(Data records)
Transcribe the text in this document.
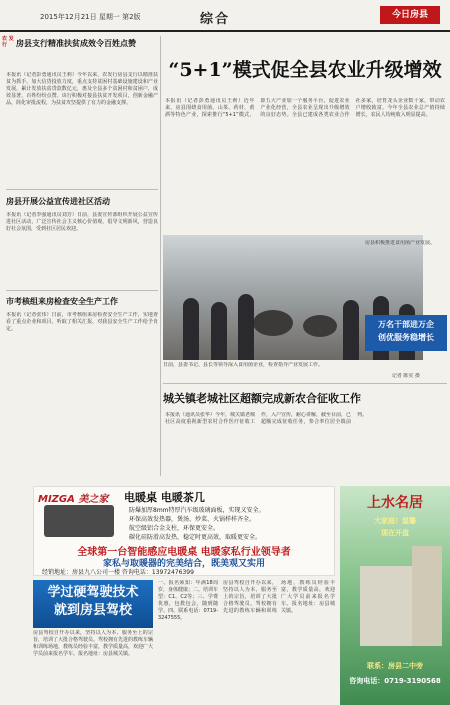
2015年12月21日 星期一 第2版	综合	今日房县
农 发 行	房县支行精准扶贫成效令百姓点赞
本报讯（记者彭勇通讯员王莉）今年以来，农发行房县支行以精准扶贫为抓手，加大信贷投放力度，重点支持贫困村基础设施建设和产业发展，累计发放扶贫贷款数亿元，惠及全县多个贫困村和贫困户，成效显著，百姓纷纷点赞。该行积极对接县扶贫开发项目，创新金融产品，简化审批流程，为扶贫攻坚提供了有力的金融支撑。
房县开展公益宣传进社区活动
本报讯（记者李强通讯员刘芳）日前，县委宣传部组织开展公益宣传进社区活动，广泛宣传社会主义核心价值观，倡导文明新风，营造良好社会氛围，受到社区居民欢迎。
市考核组来房检查安全生产工作
本报讯（记者张伟）日前，市考核组来房检查安全生产工作，实地查看了重点企业和项目，听取了相关汇报，对我县安全生产工作给予肯定。
“5+1”模式促全县农业升级增效
本报讯（记者彭勇通讯员王莉）近年来，房县围绕食用菌、山茶、药材、黄酒等特色产业，探索推行“5+1”模式，即五大产业加一个服务平台，促进农业产业化经营，全县农业呈现出升级增效的良好态势。全县已建成各类农业合作社多家，培育龙头企业数十家，带动农户增收致富。今年全县农业总产值持续增长，农民人均纯收入明显提高。
日前，县委书记、县长等领导深入食用菌企业，检查指导产业发展工作。
记者 陈实 摄
房县积极推进食用菌产业发展。
万名干部进万企
创优服务稳增长
城关镇老城社区超额完成新农合征收工作
本报讯（通讯员张华）今年，城关镇老城社区高度重视新型农村合作医疗征收工作，入户宣传，耐心讲解，截至目前，已超额完成征收任务，参合率位居全镇前列。
MIZGA 美之家 电暖桌 电暖茶几
防爆加厚8mm特厚汽车级玻璃面板，实现又安全。
环保高效发热器，煲汤、炒菜、火锅样样齐全。
航空级铝合金支柱，环保更安全。
碳化硅防滑高发热，稳定时更高效，取暖更安全。
全球第一台智能感应电暖桌 电暖家私行业领导者
家私与取暖器的完美结合，既美观又实用
经销地址：房县九八公司一楼 咨询电话：13972476399
上水名居
大家庭！温馨
现在开盘
联系：房县二中旁
咨询电话：0719-3190568
学过硬驾驶技术
就到房县驾校
房县驾校自开办以来，坚持以人为本、服务至上的宗旨，培训了大批合格驾驶员。驾校拥有先进的教练车辆和训练场地，教练员经验丰富，教学质量高，欢迎广大学员前来报名学车。报名地址：房县城关镇。
一、报名须知：年满18周岁，身体健康；二、培训车型：C1、C2等；三、学费优惠，包教包会，随到随学。四、联系电话：0719-3247555。
房县驾校自开办以来，坚持以人为本、服务至上的宗旨，培训了大批合格驾驶员。驾校拥有先进的教练车辆和训练场地，教练员经验丰富，教学质量高，欢迎广大学员前来报名学车。报名地址：房县城关镇。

What the task requires → All the records need to be repeated exactly, with the images dropped.

Correct output →
Transcribe the text in this document.
2015年12月21日 星期一 第2版	综合	今日房县
农 发 行	房县支行精准扶贫成效令百姓点赞
本报讯（记者彭勇通讯员王莉）今年以来，农发行房县支行以精准扶贫为抓手，加大信贷投放力度，重点支持贫困村基础设施建设和产业发展，累计发放扶贫贷款数亿元，惠及全县多个贫困村和贫困户，成效显著，百姓纷纷点赞。该行积极对接县扶贫开发项目，创新金融产品，简化审批流程，为扶贫攻坚提供了有力的金融支撑。
房县开展公益宣传进社区活动
本报讯（记者李强通讯员刘芳）日前，县委宣传部组织开展公益宣传进社区活动，广泛宣传社会主义核心价值观，倡导文明新风，营造良好社会氛围，受到社区居民欢迎。
市考核组来房检查安全生产工作
本报讯（记者张伟）日前，市考核组来房检查安全生产工作，实地查看了重点企业和项目，听取了相关汇报，对我县安全生产工作给予肯定。
“5+1”模式促全县农业升级增效
本报讯（记者彭勇通讯员王莉）近年来，房县围绕食用菌、山茶、药材、黄酒等特色产业，探索推行“5+1”模式，即五大产业加一个服务平台，促进农业产业化经营，全县农业呈现出升级增效的良好态势。全县已建成各类农业合作社多家，培育龙头企业数十家，带动农户增收致富。今年全县农业总产值持续增长，农民人均纯收入明显提高。
日前，县委书记、县长等领导深入食用菌企业，检查指导产业发展工作。
记者 陈实 摄
房县积极推进食用菌产业发展。
万名干部进万企
创优服务稳增长
城关镇老城社区超额完成新农合征收工作
本报讯（通讯员张华）今年，城关镇老城社区高度重视新型农村合作医疗征收工作，入户宣传，耐心讲解，截至目前，已超额完成征收任务，参合率位居全镇前列。
MIZGA 美之家 电暖桌 电暖茶几
防爆加厚8mm特厚汽车级玻璃面板，实现又安全。
环保高效发热器，煲汤、炒菜、火锅样样齐全。
航空级铝合金支柱，环保更安全。
碳化硅防滑高发热，稳定时更高效，取暖更安全。
全球第一台智能感应电暖桌 电暖家私行业领导者
家私与取暖器的完美结合，既美观又实用
经销地址：房县九八公司一楼 咨询电话：13972476399
上水名居
大家庭！温馨
现在开盘
联系：房县二中旁
咨询电话：0719-3190568
学过硬驾驶技术
就到房县驾校
房县驾校自开办以来，坚持以人为本、服务至上的宗旨，培训了大批合格驾驶员。驾校拥有先进的教练车辆和训练场地，教练员经验丰富，教学质量高，欢迎广大学员前来报名学车。报名地址：房县城关镇。
一、报名须知：年满18周岁，身体健康；二、培训车型：C1、C2等；三、学费优惠，包教包会，随到随学。四、联系电话：0719-3247555。
房县驾校自开办以来，坚持以人为本、服务至上的宗旨，培训了大批合格驾驶员。驾校拥有先进的教练车辆和训练场地，教练员经验丰富，教学质量高，欢迎广大学员前来报名学车。报名地址：房县城关镇。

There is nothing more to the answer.